▶ _DIRECTION_: Filter the entries that follow, copying every line in which the word "YYYY" appears.
━━━━━━━━━━━━━━━━━━━━━━━━━━━━━━
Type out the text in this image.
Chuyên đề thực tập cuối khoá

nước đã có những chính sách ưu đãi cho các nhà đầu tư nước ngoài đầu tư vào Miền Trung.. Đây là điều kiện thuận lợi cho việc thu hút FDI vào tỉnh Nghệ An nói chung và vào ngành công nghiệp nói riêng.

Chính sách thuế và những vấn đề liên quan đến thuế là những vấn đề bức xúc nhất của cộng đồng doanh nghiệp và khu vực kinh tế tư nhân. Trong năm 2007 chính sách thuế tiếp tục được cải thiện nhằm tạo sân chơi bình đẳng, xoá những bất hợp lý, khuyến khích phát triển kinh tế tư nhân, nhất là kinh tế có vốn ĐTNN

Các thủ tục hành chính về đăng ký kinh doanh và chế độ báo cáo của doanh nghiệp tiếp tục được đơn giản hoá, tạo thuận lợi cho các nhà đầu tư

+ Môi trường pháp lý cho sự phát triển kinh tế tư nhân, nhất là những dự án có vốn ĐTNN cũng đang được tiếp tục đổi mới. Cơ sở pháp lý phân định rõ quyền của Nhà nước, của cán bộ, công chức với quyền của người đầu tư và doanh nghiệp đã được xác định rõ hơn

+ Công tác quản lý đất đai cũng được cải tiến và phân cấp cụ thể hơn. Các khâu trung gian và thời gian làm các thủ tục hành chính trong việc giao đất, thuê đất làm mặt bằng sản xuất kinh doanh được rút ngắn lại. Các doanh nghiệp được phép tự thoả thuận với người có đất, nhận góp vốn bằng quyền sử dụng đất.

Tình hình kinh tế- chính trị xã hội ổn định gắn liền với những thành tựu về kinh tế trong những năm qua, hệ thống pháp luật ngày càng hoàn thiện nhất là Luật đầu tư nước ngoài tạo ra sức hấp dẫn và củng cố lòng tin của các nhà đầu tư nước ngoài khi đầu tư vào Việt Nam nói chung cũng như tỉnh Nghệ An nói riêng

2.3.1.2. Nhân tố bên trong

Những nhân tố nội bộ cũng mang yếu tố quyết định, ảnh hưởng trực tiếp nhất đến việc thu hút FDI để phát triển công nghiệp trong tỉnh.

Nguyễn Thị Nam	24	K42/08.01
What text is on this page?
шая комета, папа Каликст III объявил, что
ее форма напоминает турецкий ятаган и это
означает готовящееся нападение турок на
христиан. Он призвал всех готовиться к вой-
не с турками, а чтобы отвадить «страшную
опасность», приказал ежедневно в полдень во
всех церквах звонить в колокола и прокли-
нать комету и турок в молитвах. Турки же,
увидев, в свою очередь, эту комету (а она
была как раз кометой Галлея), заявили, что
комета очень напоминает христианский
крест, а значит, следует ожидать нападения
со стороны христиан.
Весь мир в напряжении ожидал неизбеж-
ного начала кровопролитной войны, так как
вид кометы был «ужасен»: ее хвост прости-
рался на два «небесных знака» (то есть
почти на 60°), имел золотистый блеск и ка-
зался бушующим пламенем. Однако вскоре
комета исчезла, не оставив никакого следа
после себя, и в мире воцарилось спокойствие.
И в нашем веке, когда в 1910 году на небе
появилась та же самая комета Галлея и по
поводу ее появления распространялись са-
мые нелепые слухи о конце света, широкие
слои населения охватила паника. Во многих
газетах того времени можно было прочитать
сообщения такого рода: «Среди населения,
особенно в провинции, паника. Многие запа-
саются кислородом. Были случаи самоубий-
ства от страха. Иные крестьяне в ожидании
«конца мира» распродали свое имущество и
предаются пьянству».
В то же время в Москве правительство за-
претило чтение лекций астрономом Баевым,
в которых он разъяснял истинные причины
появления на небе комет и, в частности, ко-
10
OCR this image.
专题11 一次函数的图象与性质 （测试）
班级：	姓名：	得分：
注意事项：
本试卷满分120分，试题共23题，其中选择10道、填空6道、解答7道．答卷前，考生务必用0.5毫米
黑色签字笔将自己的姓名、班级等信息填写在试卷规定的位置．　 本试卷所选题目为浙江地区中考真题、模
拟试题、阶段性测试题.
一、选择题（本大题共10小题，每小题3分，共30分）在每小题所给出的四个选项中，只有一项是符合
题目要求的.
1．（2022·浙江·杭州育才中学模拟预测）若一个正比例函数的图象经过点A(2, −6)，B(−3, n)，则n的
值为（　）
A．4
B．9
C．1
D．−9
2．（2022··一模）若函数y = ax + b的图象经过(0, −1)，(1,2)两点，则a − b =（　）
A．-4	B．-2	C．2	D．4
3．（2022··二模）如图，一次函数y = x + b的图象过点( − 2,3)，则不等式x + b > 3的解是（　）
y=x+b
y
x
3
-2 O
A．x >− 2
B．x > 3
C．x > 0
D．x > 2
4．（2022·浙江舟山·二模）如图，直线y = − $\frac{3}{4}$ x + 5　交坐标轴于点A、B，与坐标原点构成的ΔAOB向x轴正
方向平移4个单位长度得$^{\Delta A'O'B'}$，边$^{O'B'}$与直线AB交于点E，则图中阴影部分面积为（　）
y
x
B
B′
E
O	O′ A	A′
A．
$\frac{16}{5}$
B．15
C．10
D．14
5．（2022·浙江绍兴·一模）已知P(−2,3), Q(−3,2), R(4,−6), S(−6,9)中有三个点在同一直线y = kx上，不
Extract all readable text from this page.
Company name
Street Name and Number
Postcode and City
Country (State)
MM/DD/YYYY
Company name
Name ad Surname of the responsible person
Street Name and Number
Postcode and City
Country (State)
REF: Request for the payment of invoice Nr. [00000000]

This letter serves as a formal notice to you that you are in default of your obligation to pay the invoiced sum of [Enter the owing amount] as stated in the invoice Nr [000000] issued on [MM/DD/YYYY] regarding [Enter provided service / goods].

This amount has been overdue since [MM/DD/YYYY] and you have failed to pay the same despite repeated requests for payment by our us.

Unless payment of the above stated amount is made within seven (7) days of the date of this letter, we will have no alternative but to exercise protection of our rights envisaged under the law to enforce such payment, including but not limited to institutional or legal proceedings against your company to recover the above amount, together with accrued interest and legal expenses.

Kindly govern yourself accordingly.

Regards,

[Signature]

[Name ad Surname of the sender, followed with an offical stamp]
━━━━━━━━━━━━━━━━━━━━━━━━━━━━━━
▶ _FINISHED EXERCISE_:
MM/DD/YYYY
This letter serves as a formal notice to you that you are in default of your obligation to pay the invoiced sum of [Enter the owing amount] as stated in the invoice Nr [000000] issued on [MM/DD/YYYY] regarding [Enter provided service / goods].
This amount has been overdue since [MM/DD/YYYY] and you have failed to pay the same despite repeated requests for payment by our us.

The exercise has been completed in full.